* [WORK REQUIRED]: Can you write out all the lines word for word, with no pictures?

=== DATA FOR THIS EXERCISE ===

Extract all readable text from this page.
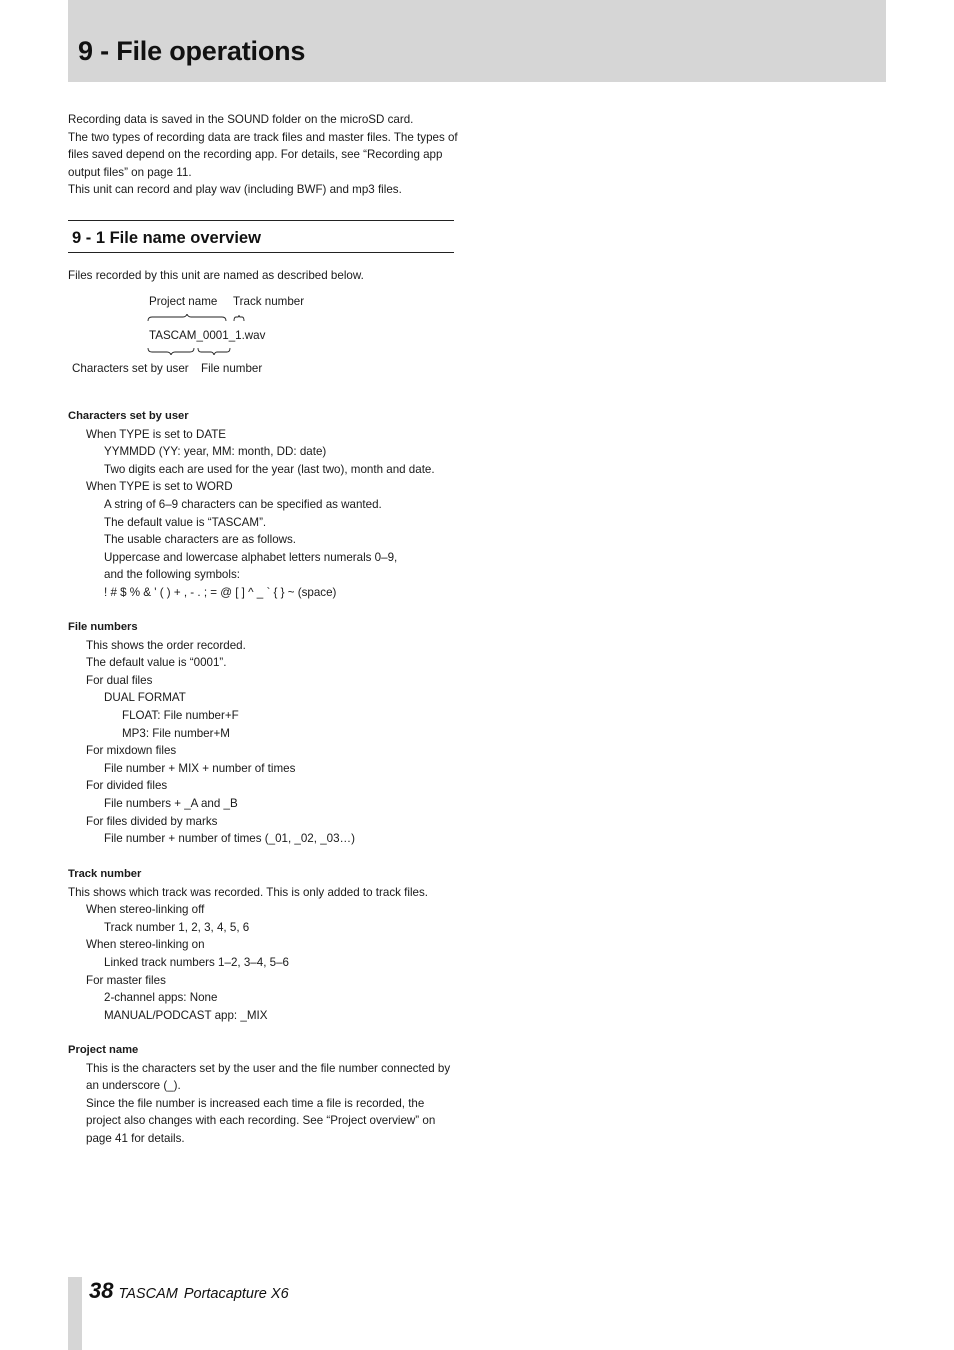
9 - File operations

Recording data is saved in the SOUND folder on the microSD card.

The two types of recording data are track files and master files. The types of files saved depend on the recording app. For details, see “Recording app output files” on page 11.

This unit can record and play wav (including BWF) and mp3 files.

9 - 1 File name overview

Files recorded by this unit are named as described below.

Project name Track number
TASCAM_0001_1.wav
Characters set by user File number
Characters set by user
When TYPE is set to DATE
YYMMDD (YY: year, MM: month, DD: date)
Two digits each are used for the year (last two), month and date.
When TYPE is set to WORD
A string of 6–9 characters can be specified as wanted.
The default value is “TASCAM”.
The usable characters are as follows.
Uppercase and lowercase alphabet letters numerals 0–9,
and the following symbols:
! # $ % & ' ( ) + , - . ; = @ [ ] ^ _ ` { } ~ (space)
File numbers
This shows the order recorded.
The default value is “0001”.
For dual files
DUAL FORMAT
FLOAT: File number+F
MP3: File number+M
For mixdown files
File number + MIX + number of times
For divided files
File numbers + _A and _B
For files divided by marks
File number + number of times (_01, _02, _03…)
Track number
This shows which track was recorded. This is only added to track files.
When stereo-linking off
Track number 1, 2, 3, 4, 5, 6
When stereo-linking on
Linked track numbers 1–2, 3–4, 5–6
For master files
2-channel apps: None
MANUAL/PODCAST app: _MIX
Project name
This is the characters set by the user and the file number connected by an underscore (_).
Since the file number is increased each time a file is recorded, the project also changes with each recording. See “Project overview” on page 41 for details.
38 TASCAM Portacapture X6
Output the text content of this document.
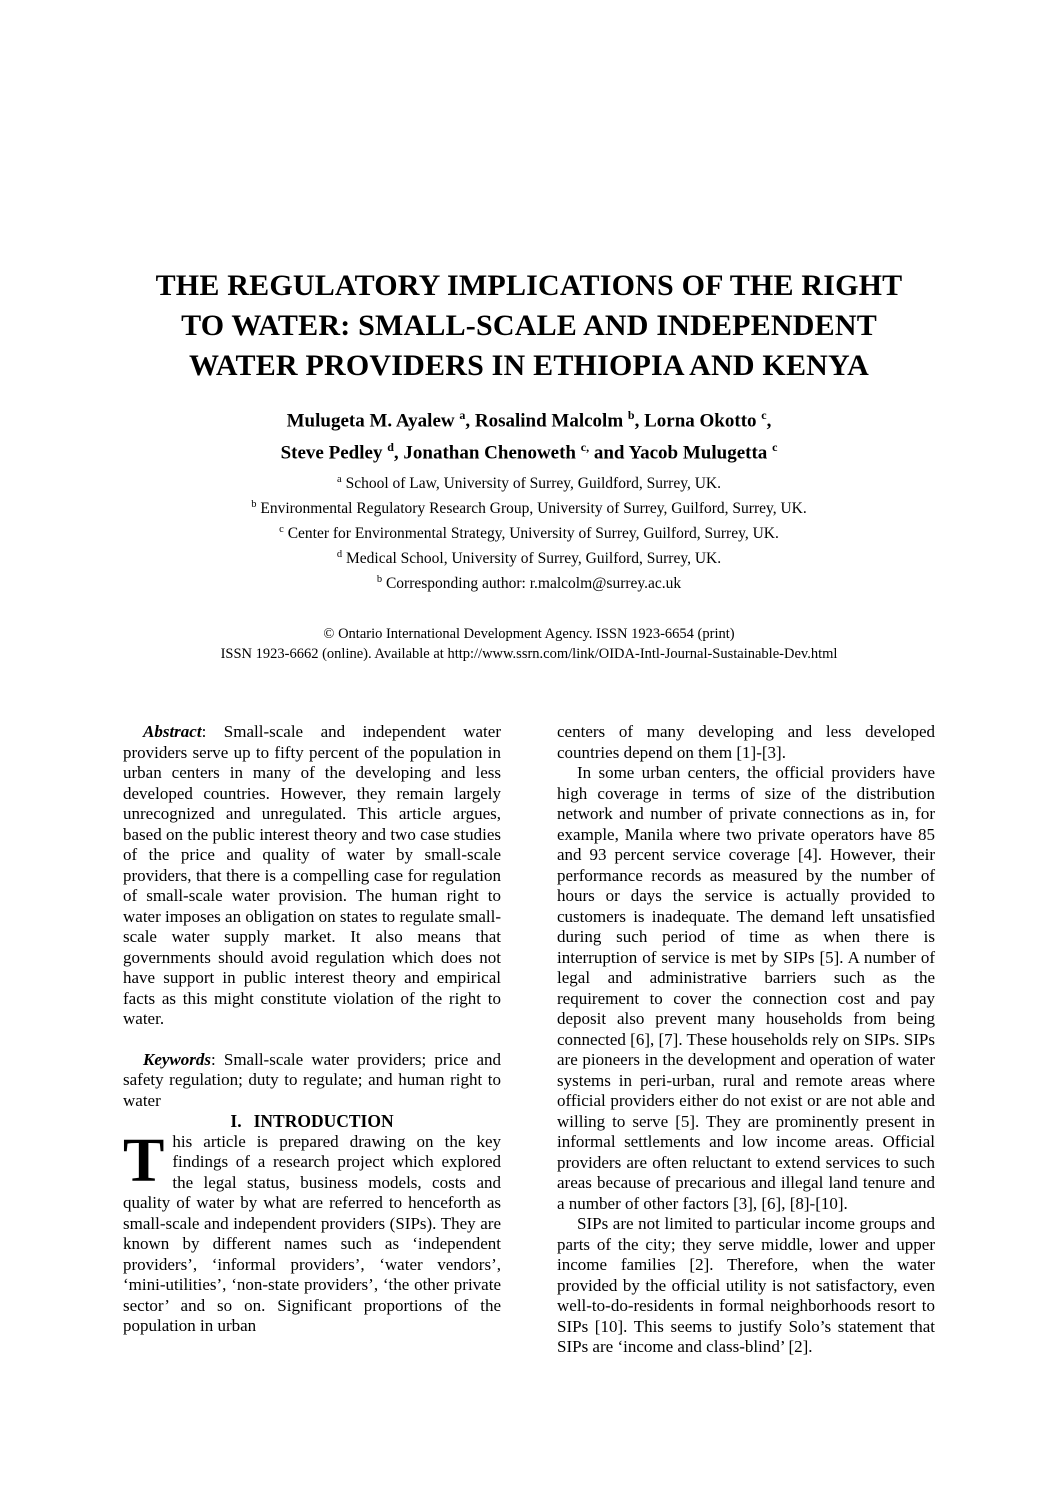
THE REGULATORY IMPLICATIONS OF THE RIGHT
TO WATER: SMALL-SCALE AND INDEPENDENT
WATER PROVIDERS IN ETHIOPIA AND KENYA
Mulugeta M. Ayalew $^a$, Rosalind Malcolm $^b$, Lorna Okotto $^c$,
Steve Pedley $^d$, Jonathan Chenoweth $^{c,}$ and Yacob Mulugetta $^c$
$^a$ School of Law, University of Surrey, Guildford, Surrey, UK.
$^b$ Environmental Regulatory Research Group, University of Surrey, Guilford, Surrey, UK.
$^c$ Center for Environmental Strategy, University of Surrey, Guilford, Surrey, UK.
$^d$ Medical School, University of Surrey, Guilford, Surrey, UK.
$^b$ Corresponding author: r.malcolm@surrey.ac.uk
© Ontario International Development Agency. ISSN 1923-6654 (print)
ISSN 1923-6662 (online). Available at http://www.ssrn.com/link/OIDA-Intl-Journal-Sustainable-Dev.html

Abstract: Small-scale and independent water providers serve up to fifty percent of the population in urban centers in many of the developing and less developed countries. However, they remain largely unrecognized and unregulated. This article argues, based on the public interest theory and two case studies of the price and quality of water by small-scale providers, that there is a compelling case for regulation of small-scale water provision. The human right to water imposes an obligation on states to regulate small-scale water supply market. It also means that governments should avoid regulation which does not have support in public interest theory and empirical facts as this might constitute violation of the right to water.

Keywords: Small-scale water providers; price and safety regulation; duty to regulate; and human right to water

I. INTRODUCTION

This article is prepared drawing on the key findings of a research project which explored the legal status, business models, costs and quality of water by what are referred to henceforth as small-scale and independent providers (SIPs). They are known by different names such as ‘independent providers’, ‘informal providers’, ‘water vendors’, ‘mini-utilities’, ‘non-state providers’, ‘the other private sector’ and so on. Significant proportions of the population in urban

centers of many developing and less developed countries depend on them [1]-[3].

In some urban centers, the official providers have high coverage in terms of size of the distribution network and number of private connections as in, for example, Manila where two private operators have 85 and 93 percent service coverage [4]. However, their performance records as measured by the number of hours or days the service is actually provided to customers is inadequate. The demand left unsatisfied during such period of time as when there is interruption of service is met by SIPs [5]. A number of legal and administrative barriers such as the requirement to cover the connection cost and pay deposit also prevent many households from being connected [6], [7]. These households rely on SIPs. SIPs are pioneers in the development and operation of water systems in peri-urban, rural and remote areas where official providers either do not exist or are not able and willing to serve [5]. They are prominently present in informal settlements and low income areas. Official providers are often reluctant to extend services to such areas because of precarious and illegal land tenure and a number of other factors [3], [6], [8]-[10].

SIPs are not limited to particular income groups and parts of the city; they serve middle, lower and upper income families [2]. Therefore, when the water provided by the official utility is not satisfactory, even well-to-do-residents in formal neighborhoods resort to SIPs [10]. This seems to justify Solo’s statement that SIPs are ‘income and class-blind’ [2].
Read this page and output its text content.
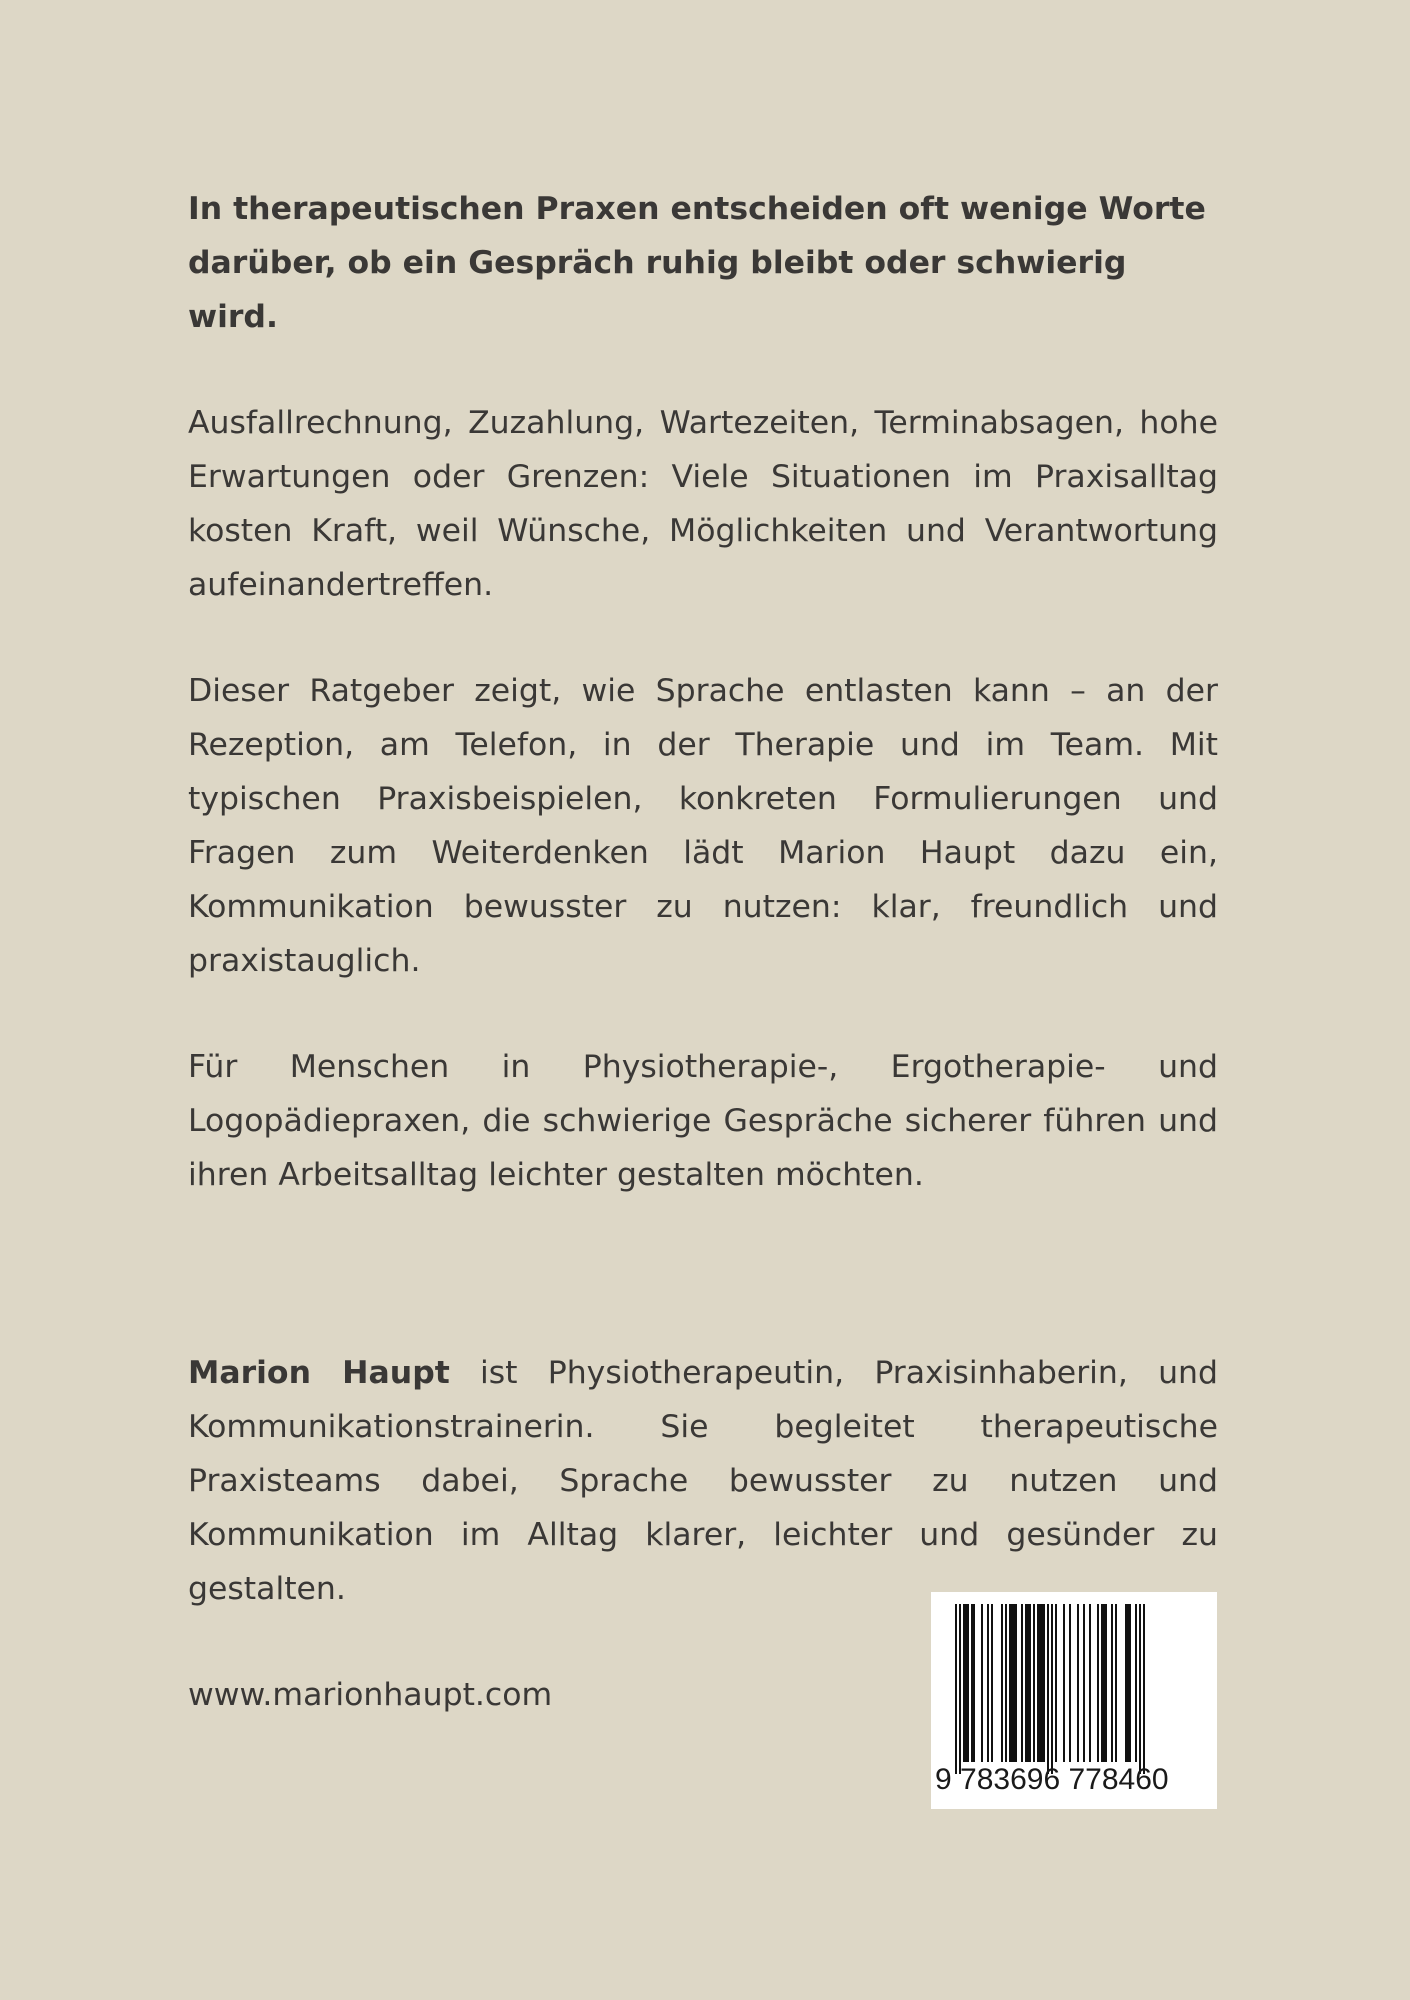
In therapeutischen Praxen entscheiden oft wenige Worte darüber, ob ein Gespräch ruhig bleibt oder schwierig wird.

Ausfallrechnung, Zuzahlung, Wartezeiten, Terminabsagen, hohe Erwartungen oder Grenzen: Viele Situationen im Praxisalltag kosten Kraft, weil Wünsche, Möglichkeiten und Verantwortung aufeinandertreffen.

Dieser Ratgeber zeigt, wie Sprache entlasten kann – an der Rezeption, am Telefon, in der Therapie und im Team. Mit typischen Praxisbeispielen, konkreten Formulierungen und Fragen zum Weiterdenken lädt Marion Haupt dazu ein, Kommunikation bewusster zu nutzen: klar, freundlich und praxistauglich.

Für Menschen in Physiotherapie-, Ergotherapie- und Logopädiepraxen, die schwierige Gespräche sicherer führen und ihren Arbeitsalltag leichter gestalten möchten.

Marion Haupt ist Physiotherapeutin, Praxisinhaberin, und Kommunikationstrainerin. Sie begleitet therapeutische Praxisteams dabei, Sprache bewusster zu nutzen und Kommunikation im Alltag klarer, leichter und gesünder zu gestalten.

www.marionhaupt.com

9 783696 778460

===

* [FINISHED ANSWER]:
Extract all readable text from this page.
9 - File operations

Recording data is saved in the SOUND folder on the microSD card.

The two types of recording data are track files and master files. The types of files saved depend on the recording app. For details, see “Recording app output files” on page 11.

This unit can record and play wav (including BWF) and mp3 files.

9 - 1 File name overview

Files recorded by this unit are named as described below.

Project name Track number
TASCAM_0001_1.wav
Characters set by user File number
Characters set by user
When TYPE is set to DATE
YYMMDD (YY: year, MM: month, DD: date)
Two digits each are used for the year (last two), month and date.
When TYPE is set to WORD
A string of 6–9 characters can be specified as wanted.
The default value is “TASCAM”.
The usable characters are as follows.
Uppercase and lowercase alphabet letters numerals 0–9,
and the following symbols:
! # $ % & ' ( ) + , - . ; = @ [ ] ^ _ ` { } ~ (space)
File numbers
This shows the order recorded.
The default value is “0001”.
For dual files
DUAL FORMAT
FLOAT: File number+F
MP3: File number+M
For mixdown files
File number + MIX + number of times
For divided files
File numbers + _A and _B
For files divided by marks
File number + number of times (_01, _02, _03…)
Track number
This shows which track was recorded. This is only added to track files.
When stereo-linking off
Track number 1, 2, 3, 4, 5, 6
When stereo-linking on
Linked track numbers 1–2, 3–4, 5–6
For master files
2-channel apps: None
MANUAL/PODCAST app: _MIX
Project name
This is the characters set by the user and the file number connected by an underscore (_).
Since the file number is increased each time a file is recorded, the project also changes with each recording. See “Project overview” on page 41 for details.
38 TASCAM Portacapture X6
Output the text content of this document.
THE REGULATORY IMPLICATIONS OF THE RIGHT
TO WATER: SMALL-SCALE AND INDEPENDENT
WATER PROVIDERS IN ETHIOPIA AND KENYA
Mulugeta M. Ayalew $^a$, Rosalind Malcolm $^b$, Lorna Okotto $^c$,
Steve Pedley $^d$, Jonathan Chenoweth $^{c,}$ and Yacob Mulugetta $^c$
$^a$ School of Law, University of Surrey, Guildford, Surrey, UK.
$^b$ Environmental Regulatory Research Group, University of Surrey, Guilford, Surrey, UK.
$^c$ Center for Environmental Strategy, University of Surrey, Guilford, Surrey, UK.
$^d$ Medical School, University of Surrey, Guilford, Surrey, UK.
$^b$ Corresponding author: r.malcolm@surrey.ac.uk
© Ontario International Development Agency. ISSN 1923-6654 (print)
ISSN 1923-6662 (online). Available at http://www.ssrn.com/link/OIDA-Intl-Journal-Sustainable-Dev.html

Abstract: Small-scale and independent water providers serve up to fifty percent of the population in urban centers in many of the developing and less developed countries. However, they remain largely unrecognized and unregulated. This article argues, based on the public interest theory and two case studies of the price and quality of water by small-scale providers, that there is a compelling case for regulation of small-scale water provision. The human right to water imposes an obligation on states to regulate small-scale water supply market. It also means that governments should avoid regulation which does not have support in public interest theory and empirical facts as this might constitute violation of the right to water.

Keywords: Small-scale water providers; price and safety regulation; duty to regulate; and human right to water

I. INTRODUCTION

This article is prepared drawing on the key findings of a research project which explored the legal status, business models, costs and quality of water by what are referred to henceforth as small-scale and independent providers (SIPs). They are known by different names such as ‘independent providers’, ‘informal providers’, ‘water vendors’, ‘mini-utilities’, ‘non-state providers’, ‘the other private sector’ and so on. Significant proportions of the population in urban

centers of many developing and less developed countries depend on them [1]-[3].

In some urban centers, the official providers have high coverage in terms of size of the distribution network and number of private connections as in, for example, Manila where two private operators have 85 and 93 percent service coverage [4]. However, their performance records as measured by the number of hours or days the service is actually provided to customers is inadequate. The demand left unsatisfied during such period of time as when there is interruption of service is met by SIPs [5]. A number of legal and administrative barriers such as the requirement to cover the connection cost and pay deposit also prevent many households from being connected [6], [7]. These households rely on SIPs. SIPs are pioneers in the development and operation of water systems in peri-urban, rural and remote areas where official providers either do not exist or are not able and willing to serve [5]. They are prominently present in informal settlements and low income areas. Official providers are often reluctant to extend services to such areas because of precarious and illegal land tenure and a number of other factors [3], [6], [8]-[10].

SIPs are not limited to particular income groups and parts of the city; they serve middle, lower and upper income families [2]. Therefore, when the water provided by the official utility is not satisfactory, even well-to-do-residents in formal neighborhoods resort to SIPs [10]. This seems to justify Solo’s statement that SIPs are ‘income and class-blind’ [2].
Read this page and output its text content.
In therapeutischen Praxen entscheiden oft wenige Worte darüber, ob ein Gespräch ruhig bleibt oder schwierig wird.

Ausfallrechnung, Zuzahlung, Wartezeiten, Terminabsagen, hohe Erwartungen oder Grenzen: Viele Situationen im Praxisalltag kosten Kraft, weil Wünsche, Möglichkeiten und Verantwortung aufeinandertreffen.

Dieser Ratgeber zeigt, wie Sprache entlasten kann – an der Rezeption, am Telefon, in der Therapie und im Team. Mit typischen Praxisbeispielen, konkreten Formulierungen und Fragen zum Weiterdenken lädt Marion Haupt dazu ein, Kommunikation bewusster zu nutzen: klar, freundlich und praxistauglich.

Für Menschen in Physiotherapie-, Ergotherapie- und Logopädiepraxen, die schwierige Gespräche sicherer führen und ihren Arbeitsalltag leichter gestalten möchten.

Marion Haupt ist Physiotherapeutin, Praxisinhaberin, und Kommunikationstrainerin. Sie begleitet therapeutische Praxisteams dabei, Sprache bewusster zu nutzen und Kommunikation im Alltag klarer, leichter und gesünder zu gestalten.

www.marionhaupt.com

9 783696 778460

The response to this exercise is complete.